— Begin Rows —

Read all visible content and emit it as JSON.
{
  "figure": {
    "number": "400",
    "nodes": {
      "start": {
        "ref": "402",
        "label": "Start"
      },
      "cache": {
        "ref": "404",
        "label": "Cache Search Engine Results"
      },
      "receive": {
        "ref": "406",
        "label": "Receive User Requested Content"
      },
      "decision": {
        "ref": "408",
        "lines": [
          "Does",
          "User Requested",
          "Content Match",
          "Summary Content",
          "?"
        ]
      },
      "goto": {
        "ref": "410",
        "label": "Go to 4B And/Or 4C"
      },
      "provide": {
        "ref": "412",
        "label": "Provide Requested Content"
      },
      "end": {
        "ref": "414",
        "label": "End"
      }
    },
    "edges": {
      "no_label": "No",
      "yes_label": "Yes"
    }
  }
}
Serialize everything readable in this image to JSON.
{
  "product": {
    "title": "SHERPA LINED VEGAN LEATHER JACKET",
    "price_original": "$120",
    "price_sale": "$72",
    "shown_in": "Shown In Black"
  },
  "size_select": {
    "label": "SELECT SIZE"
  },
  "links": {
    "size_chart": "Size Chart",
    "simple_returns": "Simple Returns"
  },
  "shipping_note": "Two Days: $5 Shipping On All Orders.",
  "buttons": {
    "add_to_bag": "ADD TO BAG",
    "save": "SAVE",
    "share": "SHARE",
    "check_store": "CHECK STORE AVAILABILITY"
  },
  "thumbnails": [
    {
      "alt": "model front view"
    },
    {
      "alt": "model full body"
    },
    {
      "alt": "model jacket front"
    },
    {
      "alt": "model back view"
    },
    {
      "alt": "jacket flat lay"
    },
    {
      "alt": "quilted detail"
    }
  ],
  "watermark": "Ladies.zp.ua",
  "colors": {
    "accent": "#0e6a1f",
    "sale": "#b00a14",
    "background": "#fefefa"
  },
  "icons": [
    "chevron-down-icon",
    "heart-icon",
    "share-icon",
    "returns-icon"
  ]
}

— End Rows —

**What to produce**: What do the records say? Quote them all exactly.

**Response**:
Read all visible content and emit it as JSON.
{
  "figure": {
    "number": "400",
    "nodes": {
      "start": {
        "ref": "402",
        "label": "Start"
      },
      "cache": {
        "ref": "404",
        "label": "Cache Search Engine Results"
      },
      "receive": {
        "ref": "406",
        "label": "Receive User Requested Content"
      },
      "decision": {
        "ref": "408",
        "lines": [
          "Does",
          "User Requested",
          "Content Match",
          "Summary Content",
          "?"
        ]
      },
      "goto": {
        "ref": "410",
        "label": "Go to 4B And/Or 4C"
      },
      "provide": {
        "ref": "412",
        "label": "Provide Requested Content"
      },
      "end": {
        "ref": "414",
        "label": "End"
      }
    },
    "edges": {
      "no_label": "No",
      "yes_label": "Yes"
    }
  }
}
Serialize everything readable in this image to JSON.
{
  "product": {
    "title": "SHERPA LINED VEGAN LEATHER JACKET",
    "price_original": "$120",
    "price_sale": "$72",
    "shown_in": "Shown In Black"
  },
  "size_select": {
    "label": "SELECT SIZE"
  },
  "links": {
    "size_chart": "Size Chart",
    "simple_returns": "Simple Returns"
  },
  "shipping_note": "Two Days: $5 Shipping On All Orders.",
  "buttons": {
    "add_to_bag": "ADD TO BAG",
    "save": "SAVE",
    "share": "SHARE",
    "check_store": "CHECK STORE AVAILABILITY"
  },
  "thumbnails": [
    {
      "alt": "model front view"
    },
    {
      "alt": "model full body"
    },
    {
      "alt": "model jacket front"
    },
    {
      "alt": "model back view"
    },
    {
      "alt": "jacket flat lay"
    },
    {
      "alt": "quilted detail"
    }
  ],
  "watermark": "Ladies.zp.ua",
  "colors": {
    "accent": "#0e6a1f",
    "sale": "#b00a14",
    "background": "#fefefa"
  },
  "icons": [
    "chevron-down-icon",
    "heart-icon",
    "share-icon",
    "returns-icon"
  ]
}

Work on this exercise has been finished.